--- Start Data provided ---
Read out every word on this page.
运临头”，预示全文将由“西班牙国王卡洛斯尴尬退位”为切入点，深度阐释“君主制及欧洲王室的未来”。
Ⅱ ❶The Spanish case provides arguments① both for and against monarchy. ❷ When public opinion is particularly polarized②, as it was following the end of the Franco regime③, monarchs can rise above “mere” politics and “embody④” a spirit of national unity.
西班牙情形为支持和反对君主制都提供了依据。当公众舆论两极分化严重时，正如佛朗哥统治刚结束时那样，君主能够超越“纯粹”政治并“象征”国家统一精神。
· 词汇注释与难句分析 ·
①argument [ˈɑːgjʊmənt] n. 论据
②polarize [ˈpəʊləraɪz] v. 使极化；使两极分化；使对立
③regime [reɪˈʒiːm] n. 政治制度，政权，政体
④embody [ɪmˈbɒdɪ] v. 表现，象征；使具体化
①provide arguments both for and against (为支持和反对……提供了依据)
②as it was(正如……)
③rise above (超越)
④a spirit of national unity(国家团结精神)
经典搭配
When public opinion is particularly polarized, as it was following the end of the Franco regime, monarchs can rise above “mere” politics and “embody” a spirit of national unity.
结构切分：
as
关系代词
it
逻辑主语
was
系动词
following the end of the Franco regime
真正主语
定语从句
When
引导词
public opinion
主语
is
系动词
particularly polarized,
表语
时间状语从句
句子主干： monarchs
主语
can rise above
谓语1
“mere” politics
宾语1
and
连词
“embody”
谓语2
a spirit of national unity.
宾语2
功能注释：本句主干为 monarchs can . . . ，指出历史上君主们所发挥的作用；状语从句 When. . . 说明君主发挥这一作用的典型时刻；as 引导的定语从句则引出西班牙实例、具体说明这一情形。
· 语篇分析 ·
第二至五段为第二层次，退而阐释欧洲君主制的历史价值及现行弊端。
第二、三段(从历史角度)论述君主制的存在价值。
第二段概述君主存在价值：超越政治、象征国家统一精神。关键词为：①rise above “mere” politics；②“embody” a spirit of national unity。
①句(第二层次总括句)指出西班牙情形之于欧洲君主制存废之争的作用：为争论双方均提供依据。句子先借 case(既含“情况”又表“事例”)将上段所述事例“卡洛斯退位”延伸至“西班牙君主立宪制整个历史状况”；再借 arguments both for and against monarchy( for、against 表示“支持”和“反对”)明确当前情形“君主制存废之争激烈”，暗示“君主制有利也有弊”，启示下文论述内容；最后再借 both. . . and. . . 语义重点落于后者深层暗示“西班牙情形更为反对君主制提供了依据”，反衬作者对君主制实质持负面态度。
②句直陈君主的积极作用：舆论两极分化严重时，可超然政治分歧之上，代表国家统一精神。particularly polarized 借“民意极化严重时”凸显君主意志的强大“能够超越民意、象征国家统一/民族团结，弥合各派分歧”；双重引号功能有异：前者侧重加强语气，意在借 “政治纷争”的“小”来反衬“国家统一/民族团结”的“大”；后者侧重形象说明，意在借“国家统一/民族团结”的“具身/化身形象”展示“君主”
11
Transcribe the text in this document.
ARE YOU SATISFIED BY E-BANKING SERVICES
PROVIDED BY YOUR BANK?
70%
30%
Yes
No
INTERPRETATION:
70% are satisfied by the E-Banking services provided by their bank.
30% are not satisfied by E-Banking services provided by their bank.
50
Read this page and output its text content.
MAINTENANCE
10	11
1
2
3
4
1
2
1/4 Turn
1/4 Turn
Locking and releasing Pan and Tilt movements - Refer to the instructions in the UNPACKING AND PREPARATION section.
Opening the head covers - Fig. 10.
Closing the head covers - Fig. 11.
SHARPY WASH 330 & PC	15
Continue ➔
--- End Data provided ---
**Problem to work on:** Print every line of the records exactly. Omit nothing.

**Written reply:**
Read out every word on this page.
运临头”，预示全文将由“西班牙国王卡洛斯尴尬退位”为切入点，深度阐释“君主制及欧洲王室的未来”。
Ⅱ ❶The Spanish case provides arguments① both for and against monarchy. ❷ When public opinion is particularly polarized②, as it was following the end of the Franco regime③, monarchs can rise above “mere” politics and “embody④” a spirit of national unity.
西班牙情形为支持和反对君主制都提供了依据。当公众舆论两极分化严重时，正如佛朗哥统治刚结束时那样，君主能够超越“纯粹”政治并“象征”国家统一精神。
· 词汇注释与难句分析 ·
①argument [ˈɑːgjʊmənt] n. 论据
②polarize [ˈpəʊləraɪz] v. 使极化；使两极分化；使对立
③regime [reɪˈʒiːm] n. 政治制度，政权，政体
④embody [ɪmˈbɒdɪ] v. 表现，象征；使具体化
①provide arguments both for and against (为支持和反对……提供了依据)
②as it was(正如……)
③rise above (超越)
④a spirit of national unity(国家团结精神)
经典搭配
When public opinion is particularly polarized, as it was following the end of the Franco regime, monarchs can rise above “mere” politics and “embody” a spirit of national unity.
结构切分：
as
关系代词
it
逻辑主语
was
系动词
following the end of the Franco regime
真正主语
定语从句
When
引导词
public opinion
主语
is
系动词
particularly polarized,
表语
时间状语从句
句子主干： monarchs
主语
can rise above
谓语1
“mere” politics
宾语1
and
连词
“embody”
谓语2
a spirit of national unity.
宾语2
功能注释：本句主干为 monarchs can . . . ，指出历史上君主们所发挥的作用；状语从句 When. . . 说明君主发挥这一作用的典型时刻；as 引导的定语从句则引出西班牙实例、具体说明这一情形。
· 语篇分析 ·
第二至五段为第二层次，退而阐释欧洲君主制的历史价值及现行弊端。
第二、三段(从历史角度)论述君主制的存在价值。
第二段概述君主存在价值：超越政治、象征国家统一精神。关键词为：①rise above “mere” politics；②“embody” a spirit of national unity。
①句(第二层次总括句)指出西班牙情形之于欧洲君主制存废之争的作用：为争论双方均提供依据。句子先借 case(既含“情况”又表“事例”)将上段所述事例“卡洛斯退位”延伸至“西班牙君主立宪制整个历史状况”；再借 arguments both for and against monarchy( for、against 表示“支持”和“反对”)明确当前情形“君主制存废之争激烈”，暗示“君主制有利也有弊”，启示下文论述内容；最后再借 both. . . and. . . 语义重点落于后者深层暗示“西班牙情形更为反对君主制提供了依据”，反衬作者对君主制实质持负面态度。
②句直陈君主的积极作用：舆论两极分化严重时，可超然政治分歧之上，代表国家统一精神。particularly polarized 借“民意极化严重时”凸显君主意志的强大“能够超越民意、象征国家统一/民族团结，弥合各派分歧”；双重引号功能有异：前者侧重加强语气，意在借 “政治纷争”的“小”来反衬“国家统一/民族团结”的“大”；后者侧重形象说明，意在借“国家统一/民族团结”的“具身/化身形象”展示“君主”
11
Transcribe the text in this document.
ARE YOU SATISFIED BY E-BANKING SERVICES
PROVIDED BY YOUR BANK?
70%
30%
Yes
No
INTERPRETATION:
70% are satisfied by the E-Banking services provided by their bank.
30% are not satisfied by E-Banking services provided by their bank.
50
Read this page and output its text content.
MAINTENANCE
10	11
1
2
3
4
1
2
1/4 Turn
1/4 Turn
Locking and releasing Pan and Tilt movements - Refer to the instructions in the UNPACKING AND PREPARATION section.
Opening the head covers - Fig. 10.
Closing the head covers - Fig. 11.
SHARPY WASH 330 & PC	15
Continue ➔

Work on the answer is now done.